Resume en dos oraciones el fragmento sobre La Caja de Schörinder.

▶ **FRAGMENTO DEL DOCUMENTO**:
☆ ☆ ☆ ☆ ☆

Pablo, que trabaja en la dirección del Museo Amparo, se encontraría con Power en 2010 y más tarde los dos se involucrarían en las exposiciones de Carlos Amorales y de la francesa Annette Messanger que se montaron en ese año.

Pero aunque La Caja de Schörinder la trabajó Pablo con las ilustraciones de Power en el proceso se han involucrado otras personas: “Algo que si hay que destaca respecto de esta expo es justo la idea de generar comunidad”, puntualiza Pablo, y esa comunidad también involucra a La Cleta Cartonera, un colectivo que hace libros de papel reciclado, papel literalmente recuperado de la basura, a Alfredo Atala y Mariana Peláez de Casa Nueve, a Renata la diseñadora responsable de las invitaciones.

Pablo: Creo que siempre hay que involucrarte, hay que invitar y que colaborar con otros proyectos. Tratar de salirnos lo más posible de lo institucional. Y algo que siempre hemos tenido bien en cuenta es tratar de hacerlo más inclusivo. Por ejemplo, estamos sacando las impresiones con personas que están trabajando en Cholula, y no irnos más fuera de lo que tenemos acá en nuestra comunidad.

Power: La intención es eso. Siempre he creído que Cholula es un pueblo de exiliados, donde muchos de nosotros encontramos nuestro hogar, y esto es una forma, sin querer establecer ningún protagonismo, de devolverle algo a esta comunidad que nos ha ido recibiendo y en último caso es parte de toda esta inspiración para generar todos estos productos.

Y también va obedeciendo a esta idea de despojar de todas estas instituciones al arte, incluso del propio autor. Como decía Borges, la lectura es el placer más grande y en un segundo lugar está la creación como placer, pero en realidad uno no está creando nada, todo ya nos ha sido dado por nuestra interacción con el mundo en realidad solamente es fungir como un filtro, como una especie de traductor.

Pablo: Todos  los textos, el cuento del elefante, los GAGS, están bajo una licencia creative commons, si tú te quieres llevar los textos y reproducirlos o subirlos a tu blog…

Power: Modificarlos, o hacer a partir de eso otro cuento o lo que tú quieras, hay una libertad de derechos. Siempre que digas de dónde proviene la obra, tú puedes hacer lo que quieras.

☆ ☆ ☆ ☆ ☆

Datos de análisis del diseño de página:
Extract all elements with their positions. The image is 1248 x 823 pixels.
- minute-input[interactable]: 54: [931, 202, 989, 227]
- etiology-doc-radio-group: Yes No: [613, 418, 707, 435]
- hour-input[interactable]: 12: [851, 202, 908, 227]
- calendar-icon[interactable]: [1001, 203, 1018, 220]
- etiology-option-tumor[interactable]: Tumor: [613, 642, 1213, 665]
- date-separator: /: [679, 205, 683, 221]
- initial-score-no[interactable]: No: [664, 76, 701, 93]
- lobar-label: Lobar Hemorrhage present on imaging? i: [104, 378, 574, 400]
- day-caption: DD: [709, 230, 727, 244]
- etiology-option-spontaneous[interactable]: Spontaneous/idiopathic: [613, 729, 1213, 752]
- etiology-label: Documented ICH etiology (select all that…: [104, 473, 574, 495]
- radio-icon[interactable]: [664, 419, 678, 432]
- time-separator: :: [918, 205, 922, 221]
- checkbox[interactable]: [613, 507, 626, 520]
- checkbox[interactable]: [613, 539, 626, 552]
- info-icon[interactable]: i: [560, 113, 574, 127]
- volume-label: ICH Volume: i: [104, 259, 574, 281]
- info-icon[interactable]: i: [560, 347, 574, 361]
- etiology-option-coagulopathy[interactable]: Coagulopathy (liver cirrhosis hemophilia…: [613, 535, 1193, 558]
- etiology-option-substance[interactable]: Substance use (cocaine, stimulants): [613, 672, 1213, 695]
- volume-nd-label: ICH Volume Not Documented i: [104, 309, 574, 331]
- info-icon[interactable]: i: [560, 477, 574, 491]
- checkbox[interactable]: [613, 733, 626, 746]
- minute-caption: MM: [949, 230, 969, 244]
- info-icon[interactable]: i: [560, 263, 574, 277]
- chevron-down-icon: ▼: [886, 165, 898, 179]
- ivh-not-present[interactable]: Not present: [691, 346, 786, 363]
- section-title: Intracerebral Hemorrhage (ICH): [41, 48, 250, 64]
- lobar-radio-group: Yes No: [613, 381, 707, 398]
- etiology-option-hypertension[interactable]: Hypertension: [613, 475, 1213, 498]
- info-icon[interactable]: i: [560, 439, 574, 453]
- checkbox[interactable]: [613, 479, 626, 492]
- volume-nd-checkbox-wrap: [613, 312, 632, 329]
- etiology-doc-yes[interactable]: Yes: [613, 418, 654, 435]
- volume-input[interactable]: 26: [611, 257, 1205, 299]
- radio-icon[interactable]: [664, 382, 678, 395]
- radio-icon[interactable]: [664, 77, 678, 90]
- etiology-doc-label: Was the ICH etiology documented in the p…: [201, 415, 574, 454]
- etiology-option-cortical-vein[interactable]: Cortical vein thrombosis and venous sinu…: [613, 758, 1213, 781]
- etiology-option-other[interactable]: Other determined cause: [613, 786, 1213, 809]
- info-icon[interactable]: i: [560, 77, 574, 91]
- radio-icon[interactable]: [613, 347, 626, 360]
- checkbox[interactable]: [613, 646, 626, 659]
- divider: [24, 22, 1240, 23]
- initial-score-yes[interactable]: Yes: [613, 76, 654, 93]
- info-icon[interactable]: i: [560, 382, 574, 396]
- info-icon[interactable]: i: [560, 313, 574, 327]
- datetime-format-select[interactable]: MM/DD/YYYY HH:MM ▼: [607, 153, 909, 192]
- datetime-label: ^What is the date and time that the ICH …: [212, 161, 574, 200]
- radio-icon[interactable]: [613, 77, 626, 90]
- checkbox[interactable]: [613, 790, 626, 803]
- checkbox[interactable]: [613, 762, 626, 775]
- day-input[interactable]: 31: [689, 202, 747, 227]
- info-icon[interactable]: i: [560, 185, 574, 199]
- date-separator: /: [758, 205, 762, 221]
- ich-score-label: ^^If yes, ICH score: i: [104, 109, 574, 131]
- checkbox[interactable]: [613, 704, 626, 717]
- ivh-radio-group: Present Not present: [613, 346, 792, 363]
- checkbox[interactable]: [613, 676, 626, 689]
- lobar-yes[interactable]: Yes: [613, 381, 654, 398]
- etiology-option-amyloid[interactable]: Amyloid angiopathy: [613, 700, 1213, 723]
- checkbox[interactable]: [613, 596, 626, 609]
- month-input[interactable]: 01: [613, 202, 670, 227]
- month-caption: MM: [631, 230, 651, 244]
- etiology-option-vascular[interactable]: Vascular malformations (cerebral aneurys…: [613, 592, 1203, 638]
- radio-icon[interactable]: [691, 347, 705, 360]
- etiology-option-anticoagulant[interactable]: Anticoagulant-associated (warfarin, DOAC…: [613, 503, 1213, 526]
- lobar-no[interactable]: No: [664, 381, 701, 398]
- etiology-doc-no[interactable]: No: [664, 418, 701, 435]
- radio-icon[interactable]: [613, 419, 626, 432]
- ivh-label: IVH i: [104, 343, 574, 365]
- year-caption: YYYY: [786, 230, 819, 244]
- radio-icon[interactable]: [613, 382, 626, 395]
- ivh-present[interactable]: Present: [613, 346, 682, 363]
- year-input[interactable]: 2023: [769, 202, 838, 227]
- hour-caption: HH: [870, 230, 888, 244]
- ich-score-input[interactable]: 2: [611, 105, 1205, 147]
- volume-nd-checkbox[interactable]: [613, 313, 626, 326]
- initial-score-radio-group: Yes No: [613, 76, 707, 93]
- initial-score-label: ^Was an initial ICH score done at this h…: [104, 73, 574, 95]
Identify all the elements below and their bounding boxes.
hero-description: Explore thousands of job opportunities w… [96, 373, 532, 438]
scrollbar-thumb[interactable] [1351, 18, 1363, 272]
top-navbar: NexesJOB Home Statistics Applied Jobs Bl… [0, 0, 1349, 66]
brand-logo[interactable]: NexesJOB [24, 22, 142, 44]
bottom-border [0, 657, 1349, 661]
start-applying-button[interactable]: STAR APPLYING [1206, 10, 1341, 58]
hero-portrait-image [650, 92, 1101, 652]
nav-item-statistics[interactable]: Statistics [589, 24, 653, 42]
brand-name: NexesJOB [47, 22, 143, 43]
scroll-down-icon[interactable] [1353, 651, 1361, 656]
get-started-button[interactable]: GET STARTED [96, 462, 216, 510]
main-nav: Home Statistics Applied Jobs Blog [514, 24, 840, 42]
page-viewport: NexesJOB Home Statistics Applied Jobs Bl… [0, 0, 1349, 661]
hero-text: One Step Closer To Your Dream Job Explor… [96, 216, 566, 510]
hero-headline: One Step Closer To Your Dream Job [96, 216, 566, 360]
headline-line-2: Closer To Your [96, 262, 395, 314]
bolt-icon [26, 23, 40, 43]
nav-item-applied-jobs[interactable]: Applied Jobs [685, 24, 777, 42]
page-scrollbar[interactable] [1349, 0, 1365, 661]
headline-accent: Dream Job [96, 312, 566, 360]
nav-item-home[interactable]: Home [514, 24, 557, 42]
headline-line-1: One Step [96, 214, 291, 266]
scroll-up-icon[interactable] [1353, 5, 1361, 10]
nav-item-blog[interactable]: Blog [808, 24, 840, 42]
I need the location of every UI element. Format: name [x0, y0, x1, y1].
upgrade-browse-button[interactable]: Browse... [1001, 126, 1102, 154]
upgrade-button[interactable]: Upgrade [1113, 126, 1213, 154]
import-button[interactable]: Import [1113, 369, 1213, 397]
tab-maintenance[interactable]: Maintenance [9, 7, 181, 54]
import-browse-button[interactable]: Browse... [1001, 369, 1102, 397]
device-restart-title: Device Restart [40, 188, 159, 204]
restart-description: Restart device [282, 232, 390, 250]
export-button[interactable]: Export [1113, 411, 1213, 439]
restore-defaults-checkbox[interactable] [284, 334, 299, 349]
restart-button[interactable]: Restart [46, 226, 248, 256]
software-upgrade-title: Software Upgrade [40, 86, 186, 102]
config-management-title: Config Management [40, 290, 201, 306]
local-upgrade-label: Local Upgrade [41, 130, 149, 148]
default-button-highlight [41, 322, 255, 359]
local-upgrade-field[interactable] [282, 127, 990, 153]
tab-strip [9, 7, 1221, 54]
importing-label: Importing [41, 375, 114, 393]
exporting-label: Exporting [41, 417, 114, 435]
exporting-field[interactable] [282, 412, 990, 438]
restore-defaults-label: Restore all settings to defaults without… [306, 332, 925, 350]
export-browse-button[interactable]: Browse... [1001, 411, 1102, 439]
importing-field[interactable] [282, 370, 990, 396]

☆ ☆ ☆ ☆ ☆

▶ **SOLUCIÓN**: La Caja de Schörinder, que Pablo trabajó con ilustraciones de Power, busca generar comunidad e involucra a La Cleta Cartonera, a Alfredo Atala y Mariana Peláez de Casa Nueve, a la diseñadora Renata y a personas que trabajan en Cholula. Pablo y Power explican que quieren salirse de lo institucional y devolverle algo a Cholula, y que los textos están bajo una licencia Creative Commons que permite reproducirlos o modificarlos siempre que se diga de dónde proviene la obra.